What the exercise asks -> Return each line of the data below verbatim; pictures are to be left out.

Listed records ->
--------------------------------------------------

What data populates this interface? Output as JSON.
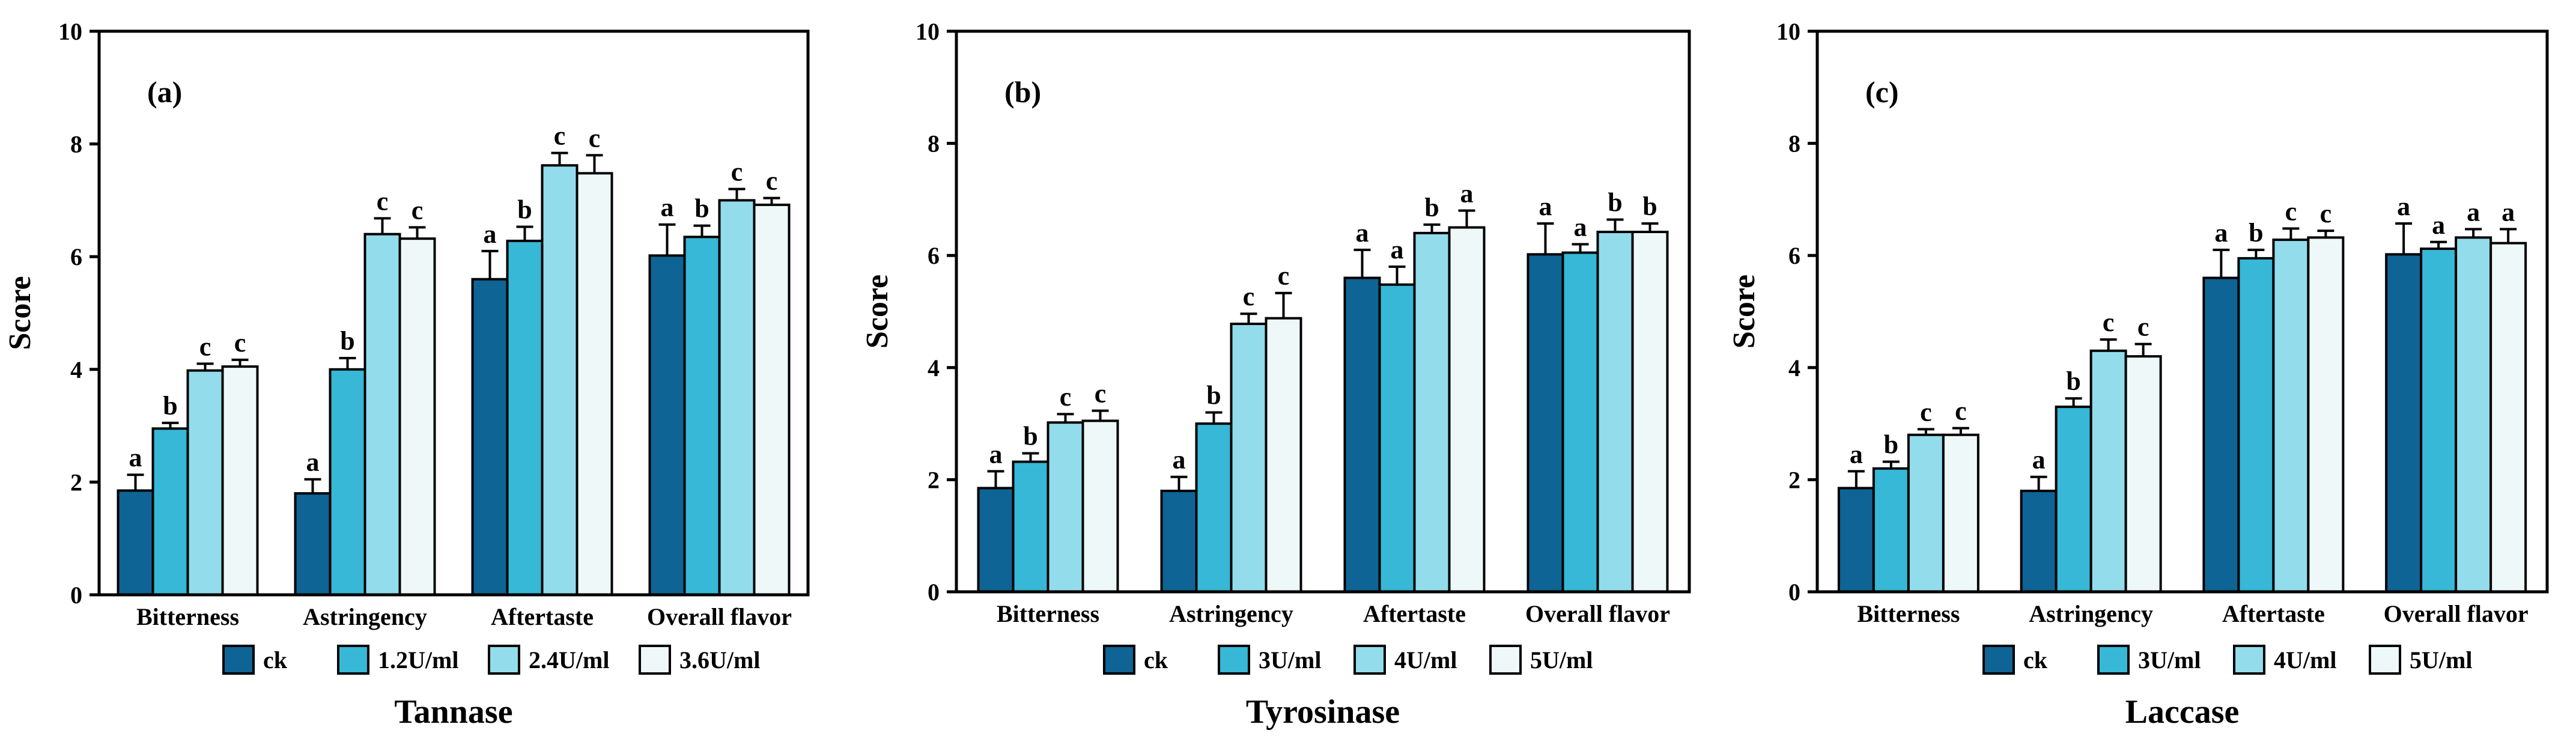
{
  "colors": {
    "series": [
      "#0E6494",
      "#36B8D6",
      "#92DCEC",
      "#EEF8F9"
    ],
    "stroke": "#000000"
  },
  "chart_data": [
    {
      "type": "bar",
      "panel_label": "(a)",
      "title": "Tannase",
      "xlabel": "",
      "ylabel": "Score",
      "ylim": [
        0,
        10
      ],
      "yticks": [
        "0",
        "2",
        "4",
        "6",
        "8",
        "10"
      ],
      "grid": false,
      "legend_position": "bottom",
      "categories": [
        "Bitterness",
        "Astringency",
        "Aftertaste",
        "Overall flavor"
      ],
      "series": [
        {
          "name": "ck",
          "values": [
            1.85,
            1.8,
            5.6,
            6.02
          ],
          "errors": [
            0.28,
            0.25,
            0.5,
            0.55
          ],
          "labels": [
            "a",
            "a",
            "a",
            "a"
          ]
        },
        {
          "name": "1.2U/ml",
          "values": [
            2.95,
            4.0,
            6.28,
            6.35
          ],
          "errors": [
            0.1,
            0.2,
            0.25,
            0.2
          ],
          "labels": [
            "b",
            "b",
            "b",
            "b"
          ]
        },
        {
          "name": "2.4U/ml",
          "values": [
            3.98,
            6.4,
            7.62,
            7.0
          ],
          "errors": [
            0.12,
            0.28,
            0.22,
            0.2
          ],
          "labels": [
            "c",
            "c",
            "c",
            "c"
          ]
        },
        {
          "name": "3.6U/ml",
          "values": [
            4.05,
            6.32,
            7.48,
            6.92
          ],
          "errors": [
            0.12,
            0.2,
            0.32,
            0.12
          ],
          "labels": [
            "c",
            "c",
            "c",
            "c"
          ]
        }
      ]
    },
    {
      "type": "bar",
      "panel_label": "(b)",
      "title": "Tyrosinase",
      "xlabel": "",
      "ylabel": "Score",
      "ylim": [
        0,
        10
      ],
      "yticks": [
        "0",
        "2",
        "4",
        "6",
        "8",
        "10"
      ],
      "grid": false,
      "legend_position": "bottom",
      "categories": [
        "Bitterness",
        "Astringency",
        "Aftertaste",
        "Overall flavor"
      ],
      "series": [
        {
          "name": "ck",
          "values": [
            1.85,
            1.8,
            5.6,
            6.02
          ],
          "errors": [
            0.3,
            0.25,
            0.5,
            0.55
          ],
          "labels": [
            "a",
            "a",
            "a",
            "a"
          ]
        },
        {
          "name": "3U/ml",
          "values": [
            2.32,
            3.0,
            5.48,
            6.05
          ],
          "errors": [
            0.15,
            0.2,
            0.32,
            0.15
          ],
          "labels": [
            "b",
            "b",
            "a",
            "a"
          ]
        },
        {
          "name": "4U/ml",
          "values": [
            3.02,
            4.78,
            6.4,
            6.42
          ],
          "errors": [
            0.15,
            0.18,
            0.15,
            0.22
          ],
          "labels": [
            "c",
            "c",
            "b",
            "b"
          ]
        },
        {
          "name": "5U/ml",
          "values": [
            3.05,
            4.88,
            6.5,
            6.42
          ],
          "errors": [
            0.18,
            0.45,
            0.3,
            0.15
          ],
          "labels": [
            "c",
            "c",
            "a",
            "b"
          ]
        }
      ]
    },
    {
      "type": "bar",
      "panel_label": "(c)",
      "title": "Laccase",
      "xlabel": "",
      "ylabel": "Score",
      "ylim": [
        0,
        10
      ],
      "yticks": [
        "0",
        "2",
        "4",
        "6",
        "8",
        "10"
      ],
      "grid": false,
      "legend_position": "bottom",
      "categories": [
        "Bitterness",
        "Astringency",
        "Aftertaste",
        "Overall flavor"
      ],
      "series": [
        {
          "name": "ck",
          "values": [
            1.85,
            1.8,
            5.6,
            6.02
          ],
          "errors": [
            0.3,
            0.25,
            0.5,
            0.55
          ],
          "labels": [
            "a",
            "a",
            "a",
            "a"
          ]
        },
        {
          "name": "3U/ml",
          "values": [
            2.2,
            3.3,
            5.95,
            6.12
          ],
          "errors": [
            0.12,
            0.15,
            0.15,
            0.12
          ],
          "labels": [
            "b",
            "b",
            "b",
            "a"
          ]
        },
        {
          "name": "4U/ml",
          "values": [
            2.8,
            4.3,
            6.28,
            6.32
          ],
          "errors": [
            0.1,
            0.2,
            0.2,
            0.15
          ],
          "labels": [
            "c",
            "c",
            "c",
            "a"
          ]
        },
        {
          "name": "5U/ml",
          "values": [
            2.8,
            4.2,
            6.32,
            6.22
          ],
          "errors": [
            0.12,
            0.22,
            0.12,
            0.25
          ],
          "labels": [
            "c",
            "c",
            "c",
            "a"
          ]
        }
      ]
    }
  ]
}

--------------------------------------------------

Answer to this task ->
What data populates this interface? Output as JSON.
{
  "colors": {
    "series": [
      "#0E6494",
      "#36B8D6",
      "#92DCEC",
      "#EEF8F9"
    ],
    "stroke": "#000000"
  },
  "chart_data": [
    {
      "type": "bar",
      "panel_label": "(a)",
      "title": "Tannase",
      "xlabel": "",
      "ylabel": "Score",
      "ylim": [
        0,
        10
      ],
      "yticks": [
        "0",
        "2",
        "4",
        "6",
        "8",
        "10"
      ],
      "grid": false,
      "legend_position": "bottom",
      "categories": [
        "Bitterness",
        "Astringency",
        "Aftertaste",
        "Overall flavor"
      ],
      "series": [
        {
          "name": "ck",
          "values": [
            1.85,
            1.8,
            5.6,
            6.02
          ],
          "errors": [
            0.28,
            0.25,
            0.5,
            0.55
          ],
          "labels": [
            "a",
            "a",
            "a",
            "a"
          ]
        },
        {
          "name": "1.2U/ml",
          "values": [
            2.95,
            4.0,
            6.28,
            6.35
          ],
          "errors": [
            0.1,
            0.2,
            0.25,
            0.2
          ],
          "labels": [
            "b",
            "b",
            "b",
            "b"
          ]
        },
        {
          "name": "2.4U/ml",
          "values": [
            3.98,
            6.4,
            7.62,
            7.0
          ],
          "errors": [
            0.12,
            0.28,
            0.22,
            0.2
          ],
          "labels": [
            "c",
            "c",
            "c",
            "c"
          ]
        },
        {
          "name": "3.6U/ml",
          "values": [
            4.05,
            6.32,
            7.48,
            6.92
          ],
          "errors": [
            0.12,
            0.2,
            0.32,
            0.12
          ],
          "labels": [
            "c",
            "c",
            "c",
            "c"
          ]
        }
      ]
    },
    {
      "type": "bar",
      "panel_label": "(b)",
      "title": "Tyrosinase",
      "xlabel": "",
      "ylabel": "Score",
      "ylim": [
        0,
        10
      ],
      "yticks": [
        "0",
        "2",
        "4",
        "6",
        "8",
        "10"
      ],
      "grid": false,
      "legend_position": "bottom",
      "categories": [
        "Bitterness",
        "Astringency",
        "Aftertaste",
        "Overall flavor"
      ],
      "series": [
        {
          "name": "ck",
          "values": [
            1.85,
            1.8,
            5.6,
            6.02
          ],
          "errors": [
            0.3,
            0.25,
            0.5,
            0.55
          ],
          "labels": [
            "a",
            "a",
            "a",
            "a"
          ]
        },
        {
          "name": "3U/ml",
          "values": [
            2.32,
            3.0,
            5.48,
            6.05
          ],
          "errors": [
            0.15,
            0.2,
            0.32,
            0.15
          ],
          "labels": [
            "b",
            "b",
            "a",
            "a"
          ]
        },
        {
          "name": "4U/ml",
          "values": [
            3.02,
            4.78,
            6.4,
            6.42
          ],
          "errors": [
            0.15,
            0.18,
            0.15,
            0.22
          ],
          "labels": [
            "c",
            "c",
            "b",
            "b"
          ]
        },
        {
          "name": "5U/ml",
          "values": [
            3.05,
            4.88,
            6.5,
            6.42
          ],
          "errors": [
            0.18,
            0.45,
            0.3,
            0.15
          ],
          "labels": [
            "c",
            "c",
            "a",
            "b"
          ]
        }
      ]
    },
    {
      "type": "bar",
      "panel_label": "(c)",
      "title": "Laccase",
      "xlabel": "",
      "ylabel": "Score",
      "ylim": [
        0,
        10
      ],
      "yticks": [
        "0",
        "2",
        "4",
        "6",
        "8",
        "10"
      ],
      "grid": false,
      "legend_position": "bottom",
      "categories": [
        "Bitterness",
        "Astringency",
        "Aftertaste",
        "Overall flavor"
      ],
      "series": [
        {
          "name": "ck",
          "values": [
            1.85,
            1.8,
            5.6,
            6.02
          ],
          "errors": [
            0.3,
            0.25,
            0.5,
            0.55
          ],
          "labels": [
            "a",
            "a",
            "a",
            "a"
          ]
        },
        {
          "name": "3U/ml",
          "values": [
            2.2,
            3.3,
            5.95,
            6.12
          ],
          "errors": [
            0.12,
            0.15,
            0.15,
            0.12
          ],
          "labels": [
            "b",
            "b",
            "b",
            "a"
          ]
        },
        {
          "name": "4U/ml",
          "values": [
            2.8,
            4.3,
            6.28,
            6.32
          ],
          "errors": [
            0.1,
            0.2,
            0.2,
            0.15
          ],
          "labels": [
            "c",
            "c",
            "c",
            "a"
          ]
        },
        {
          "name": "5U/ml",
          "values": [
            2.8,
            4.2,
            6.32,
            6.22
          ],
          "errors": [
            0.12,
            0.22,
            0.12,
            0.25
          ],
          "labels": [
            "c",
            "c",
            "c",
            "a"
          ]
        }
      ]
    }
  ]
}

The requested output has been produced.